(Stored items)
================================
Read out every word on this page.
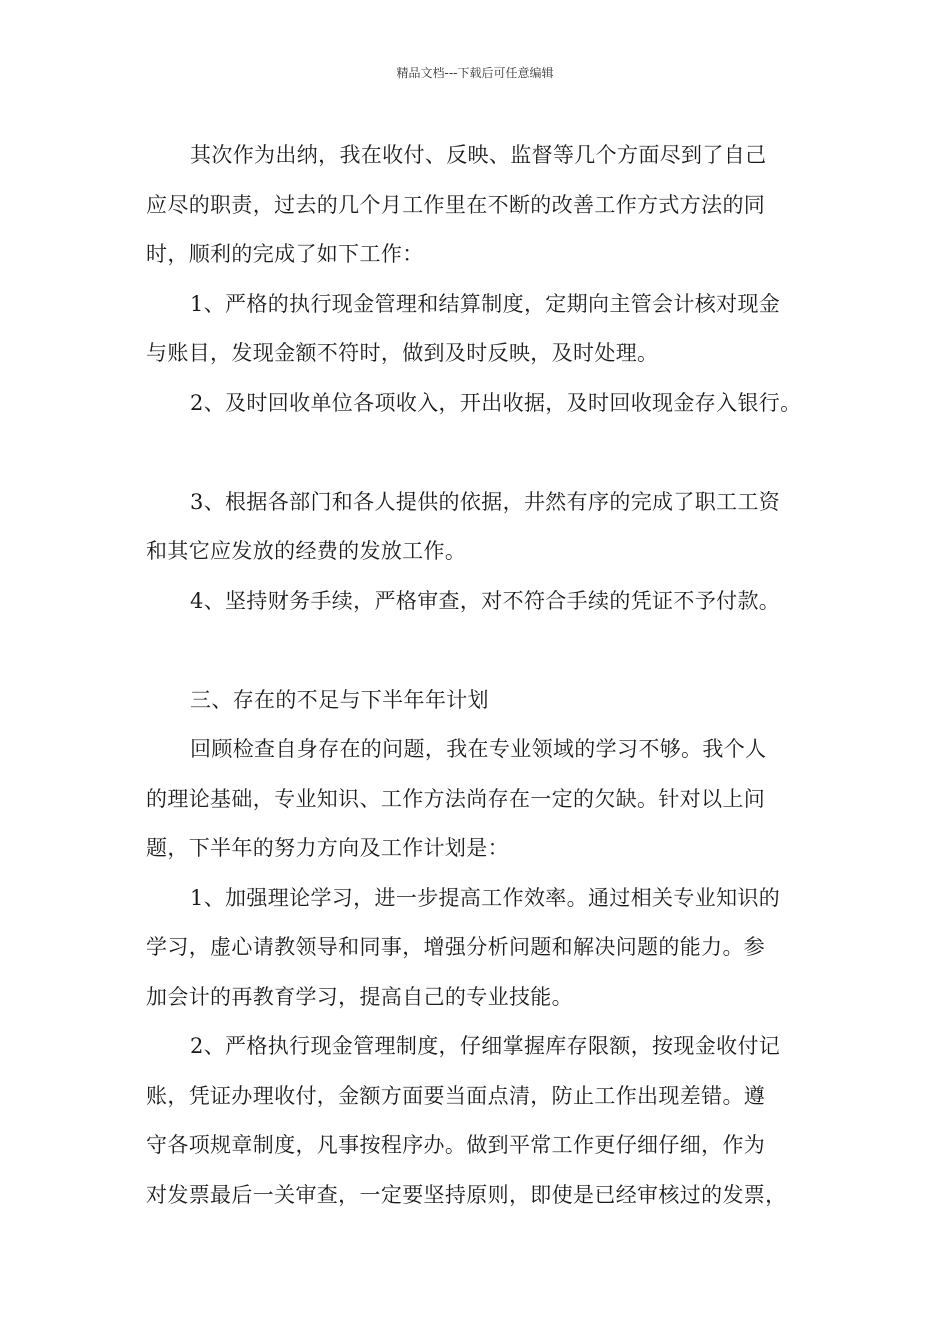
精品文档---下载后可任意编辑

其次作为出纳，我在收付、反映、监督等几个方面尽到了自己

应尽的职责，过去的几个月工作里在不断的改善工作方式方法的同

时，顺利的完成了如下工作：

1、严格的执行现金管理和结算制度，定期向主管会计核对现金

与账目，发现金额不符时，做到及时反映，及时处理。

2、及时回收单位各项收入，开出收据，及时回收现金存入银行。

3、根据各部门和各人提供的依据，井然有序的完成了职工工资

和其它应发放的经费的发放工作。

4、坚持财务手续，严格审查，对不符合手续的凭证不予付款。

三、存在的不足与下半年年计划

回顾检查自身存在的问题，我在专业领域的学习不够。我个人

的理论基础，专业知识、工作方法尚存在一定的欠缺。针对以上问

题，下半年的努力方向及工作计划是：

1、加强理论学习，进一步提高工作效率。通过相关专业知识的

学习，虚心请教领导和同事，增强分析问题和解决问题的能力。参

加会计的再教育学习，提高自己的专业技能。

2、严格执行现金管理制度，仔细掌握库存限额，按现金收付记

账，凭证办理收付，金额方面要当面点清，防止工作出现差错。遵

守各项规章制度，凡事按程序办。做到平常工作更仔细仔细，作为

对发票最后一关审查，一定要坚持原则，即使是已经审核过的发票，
================================
▶ Aim of the task
Produce an exact copy of each line of data, skipping embedded images.

▶ Answer to the problem
Read out every word on this page.
精品文档---下载后可任意编辑

其次作为出纳，我在收付、反映、监督等几个方面尽到了自己

应尽的职责，过去的几个月工作里在不断的改善工作方式方法的同

时，顺利的完成了如下工作：

1、严格的执行现金管理和结算制度，定期向主管会计核对现金

与账目，发现金额不符时，做到及时反映，及时处理。

2、及时回收单位各项收入，开出收据，及时回收现金存入银行。

3、根据各部门和各人提供的依据，井然有序的完成了职工工资

和其它应发放的经费的发放工作。

4、坚持财务手续，严格审查，对不符合手续的凭证不予付款。

三、存在的不足与下半年年计划

回顾检查自身存在的问题，我在专业领域的学习不够。我个人

的理论基础，专业知识、工作方法尚存在一定的欠缺。针对以上问

题，下半年的努力方向及工作计划是：

1、加强理论学习，进一步提高工作效率。通过相关专业知识的

学习，虚心请教领导和同事，增强分析问题和解决问题的能力。参

加会计的再教育学习，提高自己的专业技能。

2、严格执行现金管理制度，仔细掌握库存限额，按现金收付记

账，凭证办理收付，金额方面要当面点清，防止工作出现差错。遵

守各项规章制度，凡事按程序办。做到平常工作更仔细仔细，作为

对发票最后一关审查，一定要坚持原则，即使是已经审核过的发票，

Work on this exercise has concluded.